▶ [Set problem]: Write out all of the entries exactly as given.

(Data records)

────────────────────

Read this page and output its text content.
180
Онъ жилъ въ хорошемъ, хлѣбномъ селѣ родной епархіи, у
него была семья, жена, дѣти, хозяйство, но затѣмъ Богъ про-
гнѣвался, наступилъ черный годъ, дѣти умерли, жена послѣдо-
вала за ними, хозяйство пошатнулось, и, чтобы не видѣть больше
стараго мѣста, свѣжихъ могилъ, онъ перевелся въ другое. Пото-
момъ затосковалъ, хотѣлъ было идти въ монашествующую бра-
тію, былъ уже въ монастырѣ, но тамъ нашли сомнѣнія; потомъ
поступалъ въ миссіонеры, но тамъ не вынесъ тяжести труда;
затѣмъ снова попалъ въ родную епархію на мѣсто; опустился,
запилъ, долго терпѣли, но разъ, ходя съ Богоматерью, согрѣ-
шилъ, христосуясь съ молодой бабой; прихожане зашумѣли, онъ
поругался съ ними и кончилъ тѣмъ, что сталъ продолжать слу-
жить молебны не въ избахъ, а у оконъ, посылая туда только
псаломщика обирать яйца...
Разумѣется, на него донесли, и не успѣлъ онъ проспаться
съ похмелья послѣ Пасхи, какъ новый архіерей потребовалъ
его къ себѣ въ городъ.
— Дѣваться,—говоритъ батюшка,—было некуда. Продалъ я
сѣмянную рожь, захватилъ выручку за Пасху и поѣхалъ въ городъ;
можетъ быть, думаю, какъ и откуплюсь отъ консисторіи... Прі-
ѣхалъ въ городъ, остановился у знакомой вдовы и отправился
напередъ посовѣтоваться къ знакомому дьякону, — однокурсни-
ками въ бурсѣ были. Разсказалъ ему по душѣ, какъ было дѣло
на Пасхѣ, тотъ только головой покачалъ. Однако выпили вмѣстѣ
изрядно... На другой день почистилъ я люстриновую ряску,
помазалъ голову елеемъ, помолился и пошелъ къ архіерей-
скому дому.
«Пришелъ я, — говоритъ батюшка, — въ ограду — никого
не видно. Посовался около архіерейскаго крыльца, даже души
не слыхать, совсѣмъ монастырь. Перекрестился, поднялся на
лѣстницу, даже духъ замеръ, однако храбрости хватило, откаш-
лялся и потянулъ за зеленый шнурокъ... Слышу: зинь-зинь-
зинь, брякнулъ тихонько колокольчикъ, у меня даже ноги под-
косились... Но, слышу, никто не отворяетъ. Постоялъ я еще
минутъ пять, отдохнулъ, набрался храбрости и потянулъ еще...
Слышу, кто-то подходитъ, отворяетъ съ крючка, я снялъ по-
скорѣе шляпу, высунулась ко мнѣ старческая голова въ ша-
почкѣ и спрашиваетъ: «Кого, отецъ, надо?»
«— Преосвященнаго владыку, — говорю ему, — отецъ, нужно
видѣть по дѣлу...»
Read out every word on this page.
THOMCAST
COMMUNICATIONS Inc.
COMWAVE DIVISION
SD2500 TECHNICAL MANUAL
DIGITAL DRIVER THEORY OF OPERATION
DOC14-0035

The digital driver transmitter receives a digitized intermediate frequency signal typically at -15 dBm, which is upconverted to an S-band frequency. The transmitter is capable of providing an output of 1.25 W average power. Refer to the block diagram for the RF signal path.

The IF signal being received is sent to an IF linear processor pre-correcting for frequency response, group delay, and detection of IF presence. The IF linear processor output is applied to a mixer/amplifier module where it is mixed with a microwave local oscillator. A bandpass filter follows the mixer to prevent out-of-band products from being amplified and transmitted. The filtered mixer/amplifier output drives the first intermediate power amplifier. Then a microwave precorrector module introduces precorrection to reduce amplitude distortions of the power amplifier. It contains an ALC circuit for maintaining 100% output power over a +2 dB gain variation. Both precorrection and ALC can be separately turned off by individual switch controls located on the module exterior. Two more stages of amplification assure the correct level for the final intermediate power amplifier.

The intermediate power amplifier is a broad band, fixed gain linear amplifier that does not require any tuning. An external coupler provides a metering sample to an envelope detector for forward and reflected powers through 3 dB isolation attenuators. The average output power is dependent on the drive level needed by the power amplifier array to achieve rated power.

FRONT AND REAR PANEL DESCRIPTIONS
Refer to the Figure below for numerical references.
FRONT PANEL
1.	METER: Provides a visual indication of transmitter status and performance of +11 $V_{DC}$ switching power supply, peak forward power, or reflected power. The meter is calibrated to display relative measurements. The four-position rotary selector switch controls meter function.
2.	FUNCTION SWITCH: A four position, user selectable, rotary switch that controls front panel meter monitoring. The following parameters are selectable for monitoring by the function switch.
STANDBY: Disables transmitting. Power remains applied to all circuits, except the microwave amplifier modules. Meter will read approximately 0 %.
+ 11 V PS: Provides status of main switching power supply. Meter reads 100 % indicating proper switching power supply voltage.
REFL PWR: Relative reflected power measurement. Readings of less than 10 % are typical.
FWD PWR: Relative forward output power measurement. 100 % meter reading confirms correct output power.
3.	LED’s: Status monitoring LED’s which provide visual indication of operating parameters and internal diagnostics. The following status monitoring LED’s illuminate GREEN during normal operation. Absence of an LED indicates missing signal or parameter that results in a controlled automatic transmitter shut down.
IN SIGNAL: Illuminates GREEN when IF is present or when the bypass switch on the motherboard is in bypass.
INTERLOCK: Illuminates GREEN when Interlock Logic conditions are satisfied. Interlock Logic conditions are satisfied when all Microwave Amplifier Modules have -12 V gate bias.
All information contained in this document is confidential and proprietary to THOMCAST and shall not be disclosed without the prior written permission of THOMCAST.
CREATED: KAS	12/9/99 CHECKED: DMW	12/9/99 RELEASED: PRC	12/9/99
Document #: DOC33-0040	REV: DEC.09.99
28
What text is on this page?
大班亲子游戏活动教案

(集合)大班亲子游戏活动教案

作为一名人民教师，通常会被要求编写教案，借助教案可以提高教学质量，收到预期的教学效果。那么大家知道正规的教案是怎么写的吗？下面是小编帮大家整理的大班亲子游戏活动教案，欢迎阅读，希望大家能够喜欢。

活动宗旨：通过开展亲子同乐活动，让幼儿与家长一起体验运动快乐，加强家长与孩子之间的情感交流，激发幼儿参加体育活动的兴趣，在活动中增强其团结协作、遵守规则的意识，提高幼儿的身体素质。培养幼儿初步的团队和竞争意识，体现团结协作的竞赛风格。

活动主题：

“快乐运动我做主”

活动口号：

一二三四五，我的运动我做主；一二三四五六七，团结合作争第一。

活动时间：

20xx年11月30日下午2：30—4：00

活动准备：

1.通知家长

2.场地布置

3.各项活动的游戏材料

────────────────────

▶ [Solution for this exercise]:
Read this page and output its text content.
180
Онъ жилъ въ хорошемъ, хлѣбномъ селѣ родной епархіи, у
него была семья, жена, дѣти, хозяйство, но затѣмъ Богъ про-
гнѣвался, наступилъ черный годъ, дѣти умерли, жена послѣдо-
вала за ними, хозяйство пошатнулось, и, чтобы не видѣть больше
стараго мѣста, свѣжихъ могилъ, онъ перевелся въ другое. Пото-
момъ затосковалъ, хотѣлъ было идти въ монашествующую бра-
тію, былъ уже въ монастырѣ, но тамъ нашли сомнѣнія; потомъ
поступалъ въ миссіонеры, но тамъ не вынесъ тяжести труда;
затѣмъ снова попалъ въ родную епархію на мѣсто; опустился,
запилъ, долго терпѣли, но разъ, ходя съ Богоматерью, согрѣ-
шилъ, христосуясь съ молодой бабой; прихожане зашумѣли, онъ
поругался съ ними и кончилъ тѣмъ, что сталъ продолжать слу-
жить молебны не въ избахъ, а у оконъ, посылая туда только
псаломщика обирать яйца...
Разумѣется, на него донесли, и не успѣлъ онъ проспаться
съ похмелья послѣ Пасхи, какъ новый архіерей потребовалъ
его къ себѣ въ городъ.
— Дѣваться,—говоритъ батюшка,—было некуда. Продалъ я
сѣмянную рожь, захватилъ выручку за Пасху и поѣхалъ въ городъ;
можетъ быть, думаю, какъ и откуплюсь отъ консисторіи... Прі-
ѣхалъ въ городъ, остановился у знакомой вдовы и отправился
напередъ посовѣтоваться къ знакомому дьякону, — однокурсни-
ками въ бурсѣ были. Разсказалъ ему по душѣ, какъ было дѣло
на Пасхѣ, тотъ только головой покачалъ. Однако выпили вмѣстѣ
изрядно... На другой день почистилъ я люстриновую ряску,
помазалъ голову елеемъ, помолился и пошелъ къ архіерей-
скому дому.
«Пришелъ я, — говоритъ батюшка, — въ ограду — никого
не видно. Посовался около архіерейскаго крыльца, даже души
не слыхать, совсѣмъ монастырь. Перекрестился, поднялся на
лѣстницу, даже духъ замеръ, однако храбрости хватило, откаш-
лялся и потянулъ за зеленый шнурокъ... Слышу: зинь-зинь-
зинь, брякнулъ тихонько колокольчикъ, у меня даже ноги под-
косились... Но, слышу, никто не отворяетъ. Постоялъ я еще
минутъ пять, отдохнулъ, набрался храбрости и потянулъ еще...
Слышу, кто-то подходитъ, отворяетъ съ крючка, я снялъ по-
скорѣе шляпу, высунулась ко мнѣ старческая голова въ ша-
почкѣ и спрашиваетъ: «Кого, отецъ, надо?»
«— Преосвященнаго владыку, — говорю ему, — отецъ, нужно
видѣть по дѣлу...»
Read out every word on this page.
THOMCAST
COMMUNICATIONS Inc.
COMWAVE DIVISION
SD2500 TECHNICAL MANUAL
DIGITAL DRIVER THEORY OF OPERATION
DOC14-0035

The digital driver transmitter receives a digitized intermediate frequency signal typically at -15 dBm, which is upconverted to an S-band frequency. The transmitter is capable of providing an output of 1.25 W average power. Refer to the block diagram for the RF signal path.

The IF signal being received is sent to an IF linear processor pre-correcting for frequency response, group delay, and detection of IF presence. The IF linear processor output is applied to a mixer/amplifier module where it is mixed with a microwave local oscillator. A bandpass filter follows the mixer to prevent out-of-band products from being amplified and transmitted. The filtered mixer/amplifier output drives the first intermediate power amplifier. Then a microwave precorrector module introduces precorrection to reduce amplitude distortions of the power amplifier. It contains an ALC circuit for maintaining 100% output power over a +2 dB gain variation. Both precorrection and ALC can be separately turned off by individual switch controls located on the module exterior. Two more stages of amplification assure the correct level for the final intermediate power amplifier.

The intermediate power amplifier is a broad band, fixed gain linear amplifier that does not require any tuning. An external coupler provides a metering sample to an envelope detector for forward and reflected powers through 3 dB isolation attenuators. The average output power is dependent on the drive level needed by the power amplifier array to achieve rated power.

FRONT AND REAR PANEL DESCRIPTIONS
Refer to the Figure below for numerical references.
FRONT PANEL
1.	METER: Provides a visual indication of transmitter status and performance of +11 $V_{DC}$ switching power supply, peak forward power, or reflected power. The meter is calibrated to display relative measurements. The four-position rotary selector switch controls meter function.
2.	FUNCTION SWITCH: A four position, user selectable, rotary switch that controls front panel meter monitoring. The following parameters are selectable for monitoring by the function switch.
STANDBY: Disables transmitting. Power remains applied to all circuits, except the microwave amplifier modules. Meter will read approximately 0 %.
+ 11 V PS: Provides status of main switching power supply. Meter reads 100 % indicating proper switching power supply voltage.
REFL PWR: Relative reflected power measurement. Readings of less than 10 % are typical.
FWD PWR: Relative forward output power measurement. 100 % meter reading confirms correct output power.
3.	LED’s: Status monitoring LED’s which provide visual indication of operating parameters and internal diagnostics. The following status monitoring LED’s illuminate GREEN during normal operation. Absence of an LED indicates missing signal or parameter that results in a controlled automatic transmitter shut down.
IN SIGNAL: Illuminates GREEN when IF is present or when the bypass switch on the motherboard is in bypass.
INTERLOCK: Illuminates GREEN when Interlock Logic conditions are satisfied. Interlock Logic conditions are satisfied when all Microwave Amplifier Modules have -12 V gate bias.
All information contained in this document is confidential and proprietary to THOMCAST and shall not be disclosed without the prior written permission of THOMCAST.
CREATED: KAS	12/9/99 CHECKED: DMW	12/9/99 RELEASED: PRC	12/9/99
Document #: DOC33-0040	REV: DEC.09.99
28
What text is on this page?
大班亲子游戏活动教案

(集合)大班亲子游戏活动教案

作为一名人民教师，通常会被要求编写教案，借助教案可以提高教学质量，收到预期的教学效果。那么大家知道正规的教案是怎么写的吗？下面是小编帮大家整理的大班亲子游戏活动教案，欢迎阅读，希望大家能够喜欢。

活动宗旨：通过开展亲子同乐活动，让幼儿与家长一起体验运动快乐，加强家长与孩子之间的情感交流，激发幼儿参加体育活动的兴趣，在活动中增强其团结协作、遵守规则的意识，提高幼儿的身体素质。培养幼儿初步的团队和竞争意识，体现团结协作的竞赛风格。

活动主题：

“快乐运动我做主”

活动口号：

一二三四五，我的运动我做主；一二三四五六七，团结合作争第一。

活动时间：

20xx年11月30日下午2：30—4：00

活动准备：

1.通知家长

2.场地布置

3.各项活动的游戏材料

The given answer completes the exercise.